* AVAILABLE DATA:
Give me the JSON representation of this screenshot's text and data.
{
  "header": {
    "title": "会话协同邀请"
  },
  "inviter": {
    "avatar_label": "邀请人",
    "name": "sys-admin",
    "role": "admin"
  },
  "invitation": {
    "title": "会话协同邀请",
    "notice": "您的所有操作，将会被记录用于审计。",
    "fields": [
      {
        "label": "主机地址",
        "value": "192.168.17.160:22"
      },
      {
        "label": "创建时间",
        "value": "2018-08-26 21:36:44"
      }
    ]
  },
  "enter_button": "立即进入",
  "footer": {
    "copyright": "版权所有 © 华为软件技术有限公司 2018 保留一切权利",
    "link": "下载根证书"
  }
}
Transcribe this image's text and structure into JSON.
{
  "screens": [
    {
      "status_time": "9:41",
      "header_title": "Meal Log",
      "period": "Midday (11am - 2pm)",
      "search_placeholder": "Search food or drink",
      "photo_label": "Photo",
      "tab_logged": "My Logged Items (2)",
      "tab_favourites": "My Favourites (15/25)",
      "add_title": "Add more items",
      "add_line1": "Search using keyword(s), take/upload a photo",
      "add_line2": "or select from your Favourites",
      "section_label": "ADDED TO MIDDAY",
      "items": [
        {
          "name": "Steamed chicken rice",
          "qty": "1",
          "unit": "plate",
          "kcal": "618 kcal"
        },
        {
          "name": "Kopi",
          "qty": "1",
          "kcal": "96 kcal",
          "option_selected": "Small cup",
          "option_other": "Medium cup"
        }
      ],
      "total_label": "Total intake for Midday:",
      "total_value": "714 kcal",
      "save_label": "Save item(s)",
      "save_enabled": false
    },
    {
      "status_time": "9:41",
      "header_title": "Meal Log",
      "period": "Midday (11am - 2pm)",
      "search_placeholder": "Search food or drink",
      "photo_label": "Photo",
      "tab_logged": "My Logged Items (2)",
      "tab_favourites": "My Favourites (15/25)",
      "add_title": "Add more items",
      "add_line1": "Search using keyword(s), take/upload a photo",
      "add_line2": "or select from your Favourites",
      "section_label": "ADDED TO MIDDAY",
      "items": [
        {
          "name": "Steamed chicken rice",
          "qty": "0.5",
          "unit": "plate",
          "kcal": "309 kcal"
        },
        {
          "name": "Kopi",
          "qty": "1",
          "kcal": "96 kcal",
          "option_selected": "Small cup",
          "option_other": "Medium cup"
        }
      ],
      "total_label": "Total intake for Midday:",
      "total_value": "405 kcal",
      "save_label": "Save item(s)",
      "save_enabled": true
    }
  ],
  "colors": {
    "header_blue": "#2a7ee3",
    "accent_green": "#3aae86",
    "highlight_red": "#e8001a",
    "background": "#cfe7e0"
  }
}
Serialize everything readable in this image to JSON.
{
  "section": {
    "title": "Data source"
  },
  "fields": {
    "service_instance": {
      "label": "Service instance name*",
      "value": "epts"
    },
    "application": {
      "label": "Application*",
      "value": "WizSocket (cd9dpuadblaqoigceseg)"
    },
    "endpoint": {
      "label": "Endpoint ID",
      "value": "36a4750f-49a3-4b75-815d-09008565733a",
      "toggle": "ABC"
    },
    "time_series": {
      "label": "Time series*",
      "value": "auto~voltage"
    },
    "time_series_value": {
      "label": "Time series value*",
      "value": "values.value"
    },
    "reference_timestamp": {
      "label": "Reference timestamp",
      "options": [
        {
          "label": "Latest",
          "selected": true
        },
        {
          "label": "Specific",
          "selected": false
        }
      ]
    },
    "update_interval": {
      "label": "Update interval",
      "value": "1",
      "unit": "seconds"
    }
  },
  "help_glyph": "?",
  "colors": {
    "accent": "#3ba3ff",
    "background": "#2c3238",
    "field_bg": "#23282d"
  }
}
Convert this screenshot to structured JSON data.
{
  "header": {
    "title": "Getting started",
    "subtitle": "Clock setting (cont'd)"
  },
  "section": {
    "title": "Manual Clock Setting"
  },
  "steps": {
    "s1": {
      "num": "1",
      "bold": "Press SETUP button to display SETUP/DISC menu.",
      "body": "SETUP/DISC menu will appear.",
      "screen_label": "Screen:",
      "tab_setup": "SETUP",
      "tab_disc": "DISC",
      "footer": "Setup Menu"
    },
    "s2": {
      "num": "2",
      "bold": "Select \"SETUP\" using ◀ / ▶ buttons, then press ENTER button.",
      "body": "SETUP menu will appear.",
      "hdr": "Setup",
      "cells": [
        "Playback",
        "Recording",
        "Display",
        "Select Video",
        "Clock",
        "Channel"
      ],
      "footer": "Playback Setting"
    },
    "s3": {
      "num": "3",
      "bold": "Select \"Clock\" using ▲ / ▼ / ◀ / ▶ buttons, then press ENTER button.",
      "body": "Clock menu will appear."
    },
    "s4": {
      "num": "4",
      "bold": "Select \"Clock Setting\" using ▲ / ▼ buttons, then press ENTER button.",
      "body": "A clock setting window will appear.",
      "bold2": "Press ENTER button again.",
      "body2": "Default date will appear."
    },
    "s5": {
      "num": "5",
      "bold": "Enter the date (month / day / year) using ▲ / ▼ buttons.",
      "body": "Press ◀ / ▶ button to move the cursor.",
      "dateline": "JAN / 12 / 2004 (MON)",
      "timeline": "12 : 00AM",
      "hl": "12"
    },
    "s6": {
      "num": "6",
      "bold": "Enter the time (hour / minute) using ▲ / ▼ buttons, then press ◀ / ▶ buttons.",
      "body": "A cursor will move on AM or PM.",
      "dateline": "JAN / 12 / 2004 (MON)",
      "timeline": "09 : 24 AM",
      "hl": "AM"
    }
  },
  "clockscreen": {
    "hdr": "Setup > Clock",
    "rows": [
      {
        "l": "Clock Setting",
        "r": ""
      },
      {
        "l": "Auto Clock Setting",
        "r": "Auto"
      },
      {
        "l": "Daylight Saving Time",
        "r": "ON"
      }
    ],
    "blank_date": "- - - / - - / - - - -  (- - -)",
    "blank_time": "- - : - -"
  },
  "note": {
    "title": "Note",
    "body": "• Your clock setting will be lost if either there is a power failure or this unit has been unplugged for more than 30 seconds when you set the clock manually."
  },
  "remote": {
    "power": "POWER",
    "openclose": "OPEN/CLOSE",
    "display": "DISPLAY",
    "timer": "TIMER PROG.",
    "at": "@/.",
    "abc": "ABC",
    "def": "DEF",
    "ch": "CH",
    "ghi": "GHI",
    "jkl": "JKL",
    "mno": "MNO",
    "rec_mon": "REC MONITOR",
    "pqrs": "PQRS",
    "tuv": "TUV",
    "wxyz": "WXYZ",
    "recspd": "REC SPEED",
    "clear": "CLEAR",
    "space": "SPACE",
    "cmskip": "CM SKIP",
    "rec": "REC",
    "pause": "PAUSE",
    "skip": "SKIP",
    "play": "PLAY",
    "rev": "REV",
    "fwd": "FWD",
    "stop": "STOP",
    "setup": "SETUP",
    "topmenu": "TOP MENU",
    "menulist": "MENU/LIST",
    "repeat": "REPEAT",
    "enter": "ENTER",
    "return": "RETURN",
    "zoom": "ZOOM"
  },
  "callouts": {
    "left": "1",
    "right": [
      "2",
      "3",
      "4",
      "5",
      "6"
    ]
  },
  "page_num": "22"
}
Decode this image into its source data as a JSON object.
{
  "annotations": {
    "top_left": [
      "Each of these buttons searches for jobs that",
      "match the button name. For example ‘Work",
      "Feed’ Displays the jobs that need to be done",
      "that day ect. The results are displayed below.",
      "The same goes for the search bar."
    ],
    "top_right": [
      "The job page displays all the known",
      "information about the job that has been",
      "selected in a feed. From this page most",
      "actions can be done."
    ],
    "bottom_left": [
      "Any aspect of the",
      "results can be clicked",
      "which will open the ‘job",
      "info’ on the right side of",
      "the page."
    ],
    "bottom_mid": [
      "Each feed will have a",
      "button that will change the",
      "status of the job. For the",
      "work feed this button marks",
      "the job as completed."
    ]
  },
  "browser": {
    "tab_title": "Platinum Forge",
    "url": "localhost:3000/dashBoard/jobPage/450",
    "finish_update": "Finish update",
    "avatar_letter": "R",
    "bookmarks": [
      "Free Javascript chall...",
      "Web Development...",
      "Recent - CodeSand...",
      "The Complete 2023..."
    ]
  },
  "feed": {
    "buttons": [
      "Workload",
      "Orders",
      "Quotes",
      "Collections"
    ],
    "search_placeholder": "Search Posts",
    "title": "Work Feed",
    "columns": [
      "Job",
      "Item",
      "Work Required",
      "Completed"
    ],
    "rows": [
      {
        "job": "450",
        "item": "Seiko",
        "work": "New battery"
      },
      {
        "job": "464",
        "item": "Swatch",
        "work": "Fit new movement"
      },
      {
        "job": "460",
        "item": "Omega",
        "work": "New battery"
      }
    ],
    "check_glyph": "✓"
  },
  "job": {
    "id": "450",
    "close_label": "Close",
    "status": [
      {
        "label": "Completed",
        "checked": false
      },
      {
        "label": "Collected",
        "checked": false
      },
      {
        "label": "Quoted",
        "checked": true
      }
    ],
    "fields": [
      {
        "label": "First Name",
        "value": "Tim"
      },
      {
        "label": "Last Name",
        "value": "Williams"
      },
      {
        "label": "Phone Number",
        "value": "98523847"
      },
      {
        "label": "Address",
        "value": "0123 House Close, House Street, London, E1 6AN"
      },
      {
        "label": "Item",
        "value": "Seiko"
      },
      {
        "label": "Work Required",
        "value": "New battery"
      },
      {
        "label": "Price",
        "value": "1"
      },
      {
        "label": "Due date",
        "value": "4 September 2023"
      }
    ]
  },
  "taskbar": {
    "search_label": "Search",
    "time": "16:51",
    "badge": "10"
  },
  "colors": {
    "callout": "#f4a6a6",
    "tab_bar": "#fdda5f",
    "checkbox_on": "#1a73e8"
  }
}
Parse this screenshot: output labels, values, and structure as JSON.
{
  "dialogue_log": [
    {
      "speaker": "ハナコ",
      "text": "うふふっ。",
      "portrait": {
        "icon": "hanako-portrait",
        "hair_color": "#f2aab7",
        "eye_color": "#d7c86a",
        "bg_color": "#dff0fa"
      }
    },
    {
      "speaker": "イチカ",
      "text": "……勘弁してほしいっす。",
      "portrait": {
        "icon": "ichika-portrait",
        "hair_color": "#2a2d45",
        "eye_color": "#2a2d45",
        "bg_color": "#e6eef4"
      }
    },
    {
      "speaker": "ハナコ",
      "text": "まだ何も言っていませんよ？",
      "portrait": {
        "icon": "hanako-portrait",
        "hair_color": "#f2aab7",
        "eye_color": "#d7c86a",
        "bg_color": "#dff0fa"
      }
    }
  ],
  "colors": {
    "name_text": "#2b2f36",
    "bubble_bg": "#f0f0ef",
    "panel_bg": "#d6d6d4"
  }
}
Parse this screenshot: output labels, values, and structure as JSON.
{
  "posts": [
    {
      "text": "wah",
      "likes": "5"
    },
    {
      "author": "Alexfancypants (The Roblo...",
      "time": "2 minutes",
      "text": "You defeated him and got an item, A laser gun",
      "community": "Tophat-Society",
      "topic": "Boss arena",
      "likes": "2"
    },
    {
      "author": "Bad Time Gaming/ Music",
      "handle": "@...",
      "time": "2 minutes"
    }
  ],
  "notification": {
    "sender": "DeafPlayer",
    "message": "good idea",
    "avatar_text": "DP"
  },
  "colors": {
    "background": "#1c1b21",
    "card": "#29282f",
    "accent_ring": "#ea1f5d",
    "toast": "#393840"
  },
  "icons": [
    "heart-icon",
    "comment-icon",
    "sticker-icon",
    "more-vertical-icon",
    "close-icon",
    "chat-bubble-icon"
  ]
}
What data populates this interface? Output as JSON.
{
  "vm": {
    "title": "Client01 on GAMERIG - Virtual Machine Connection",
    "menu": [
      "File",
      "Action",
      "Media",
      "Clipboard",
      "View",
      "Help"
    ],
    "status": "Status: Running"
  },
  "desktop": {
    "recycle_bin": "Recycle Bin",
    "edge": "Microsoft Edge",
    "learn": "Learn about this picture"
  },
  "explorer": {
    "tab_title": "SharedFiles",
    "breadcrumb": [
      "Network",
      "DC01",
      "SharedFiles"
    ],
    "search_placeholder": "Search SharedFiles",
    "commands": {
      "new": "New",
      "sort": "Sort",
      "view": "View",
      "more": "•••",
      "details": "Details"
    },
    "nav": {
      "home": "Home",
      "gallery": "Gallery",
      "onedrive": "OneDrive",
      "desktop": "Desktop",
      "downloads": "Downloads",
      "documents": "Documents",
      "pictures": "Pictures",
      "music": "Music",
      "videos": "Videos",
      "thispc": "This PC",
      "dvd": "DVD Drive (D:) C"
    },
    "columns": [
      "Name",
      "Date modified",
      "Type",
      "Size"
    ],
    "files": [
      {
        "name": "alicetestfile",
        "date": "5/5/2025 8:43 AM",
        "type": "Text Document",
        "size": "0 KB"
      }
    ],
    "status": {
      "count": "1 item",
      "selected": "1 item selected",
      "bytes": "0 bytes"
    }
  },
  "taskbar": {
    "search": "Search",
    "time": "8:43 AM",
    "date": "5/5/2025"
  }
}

* YOUR GOAL:
Out of the material above, select every line that holds the string "into".

* TASK ANSWER:
Transcribe this image's text and structure into JSON.
Decode this image into its source data as a JSON object.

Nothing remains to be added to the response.